- Exercise goal: Within the material below, find each line bearing the word "装修指南实用小技巧热门封面" and present it.

- Working data:

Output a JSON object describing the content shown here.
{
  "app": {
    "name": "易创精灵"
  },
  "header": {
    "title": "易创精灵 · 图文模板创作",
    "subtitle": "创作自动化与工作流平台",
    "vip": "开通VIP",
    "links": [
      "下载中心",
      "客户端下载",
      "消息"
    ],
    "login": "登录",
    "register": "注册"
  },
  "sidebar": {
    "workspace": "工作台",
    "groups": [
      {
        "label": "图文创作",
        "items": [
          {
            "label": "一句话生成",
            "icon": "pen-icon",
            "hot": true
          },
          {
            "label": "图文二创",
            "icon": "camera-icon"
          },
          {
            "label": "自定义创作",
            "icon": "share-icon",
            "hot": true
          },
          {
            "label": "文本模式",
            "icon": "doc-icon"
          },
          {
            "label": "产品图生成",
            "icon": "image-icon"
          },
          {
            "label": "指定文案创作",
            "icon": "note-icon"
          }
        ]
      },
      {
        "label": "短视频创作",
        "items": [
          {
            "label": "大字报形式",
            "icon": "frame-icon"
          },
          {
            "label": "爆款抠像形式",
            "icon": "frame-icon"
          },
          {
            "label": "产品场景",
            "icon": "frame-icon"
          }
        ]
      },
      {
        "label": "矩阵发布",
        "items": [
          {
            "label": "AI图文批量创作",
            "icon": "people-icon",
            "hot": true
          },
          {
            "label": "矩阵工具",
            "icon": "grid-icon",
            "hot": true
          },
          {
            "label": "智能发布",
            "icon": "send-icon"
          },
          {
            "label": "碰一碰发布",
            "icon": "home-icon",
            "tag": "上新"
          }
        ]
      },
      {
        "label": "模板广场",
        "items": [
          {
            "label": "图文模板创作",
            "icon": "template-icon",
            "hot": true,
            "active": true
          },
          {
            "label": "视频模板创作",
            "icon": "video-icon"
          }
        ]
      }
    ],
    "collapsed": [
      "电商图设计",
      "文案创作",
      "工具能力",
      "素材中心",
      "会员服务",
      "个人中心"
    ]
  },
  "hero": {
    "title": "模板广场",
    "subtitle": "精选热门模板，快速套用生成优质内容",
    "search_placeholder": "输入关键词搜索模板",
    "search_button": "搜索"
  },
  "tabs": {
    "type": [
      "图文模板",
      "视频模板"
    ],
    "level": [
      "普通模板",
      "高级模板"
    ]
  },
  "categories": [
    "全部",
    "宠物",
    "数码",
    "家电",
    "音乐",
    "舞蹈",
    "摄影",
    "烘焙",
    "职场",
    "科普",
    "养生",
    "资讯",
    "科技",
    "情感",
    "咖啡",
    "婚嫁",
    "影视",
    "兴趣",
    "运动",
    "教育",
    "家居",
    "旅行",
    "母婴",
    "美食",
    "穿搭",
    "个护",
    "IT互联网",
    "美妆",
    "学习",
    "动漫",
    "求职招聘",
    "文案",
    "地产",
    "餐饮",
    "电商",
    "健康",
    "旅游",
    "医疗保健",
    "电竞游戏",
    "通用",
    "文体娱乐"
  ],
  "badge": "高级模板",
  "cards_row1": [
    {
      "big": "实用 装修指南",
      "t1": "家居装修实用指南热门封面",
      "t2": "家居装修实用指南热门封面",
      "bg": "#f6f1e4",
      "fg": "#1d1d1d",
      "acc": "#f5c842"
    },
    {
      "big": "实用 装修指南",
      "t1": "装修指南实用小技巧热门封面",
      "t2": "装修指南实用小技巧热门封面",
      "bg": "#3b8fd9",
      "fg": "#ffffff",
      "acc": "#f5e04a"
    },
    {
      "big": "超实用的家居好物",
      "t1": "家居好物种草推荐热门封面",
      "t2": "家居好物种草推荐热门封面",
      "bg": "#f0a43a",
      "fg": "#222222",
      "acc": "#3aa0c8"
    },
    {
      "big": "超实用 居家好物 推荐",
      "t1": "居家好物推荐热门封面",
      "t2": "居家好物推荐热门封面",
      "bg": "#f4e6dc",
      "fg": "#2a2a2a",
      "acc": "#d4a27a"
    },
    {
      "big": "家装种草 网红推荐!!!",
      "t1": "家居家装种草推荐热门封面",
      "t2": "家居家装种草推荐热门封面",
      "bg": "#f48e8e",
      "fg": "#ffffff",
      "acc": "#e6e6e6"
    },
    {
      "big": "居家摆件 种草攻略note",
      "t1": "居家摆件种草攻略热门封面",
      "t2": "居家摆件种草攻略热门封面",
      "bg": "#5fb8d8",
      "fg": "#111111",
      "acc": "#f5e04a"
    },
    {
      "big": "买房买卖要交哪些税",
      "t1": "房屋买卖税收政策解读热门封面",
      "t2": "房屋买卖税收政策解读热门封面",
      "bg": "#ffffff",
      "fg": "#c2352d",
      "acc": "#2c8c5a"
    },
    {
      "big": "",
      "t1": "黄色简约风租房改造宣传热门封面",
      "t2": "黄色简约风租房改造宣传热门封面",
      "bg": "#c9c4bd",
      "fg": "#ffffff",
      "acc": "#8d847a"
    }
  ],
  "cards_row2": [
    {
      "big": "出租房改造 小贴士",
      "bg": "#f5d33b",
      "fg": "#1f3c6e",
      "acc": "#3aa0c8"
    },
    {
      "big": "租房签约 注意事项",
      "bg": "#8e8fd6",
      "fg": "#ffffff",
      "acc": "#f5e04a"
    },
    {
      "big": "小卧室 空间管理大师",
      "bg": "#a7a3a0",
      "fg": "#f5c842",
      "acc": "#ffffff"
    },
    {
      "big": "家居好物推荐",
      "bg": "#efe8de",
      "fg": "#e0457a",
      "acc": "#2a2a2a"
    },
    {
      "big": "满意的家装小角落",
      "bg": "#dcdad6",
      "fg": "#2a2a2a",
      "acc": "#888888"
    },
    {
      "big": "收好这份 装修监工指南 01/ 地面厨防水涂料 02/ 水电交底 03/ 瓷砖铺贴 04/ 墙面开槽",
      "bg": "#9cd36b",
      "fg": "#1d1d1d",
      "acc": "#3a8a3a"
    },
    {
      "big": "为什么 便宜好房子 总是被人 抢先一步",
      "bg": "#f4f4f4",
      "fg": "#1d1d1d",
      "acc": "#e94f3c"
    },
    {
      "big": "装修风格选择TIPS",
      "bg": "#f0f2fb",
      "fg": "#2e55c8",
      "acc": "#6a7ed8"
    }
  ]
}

- Result for this task:
      "t1": "装修指南实用小技巧热门封面",
      "t2": "装修指南实用小技巧热门封面",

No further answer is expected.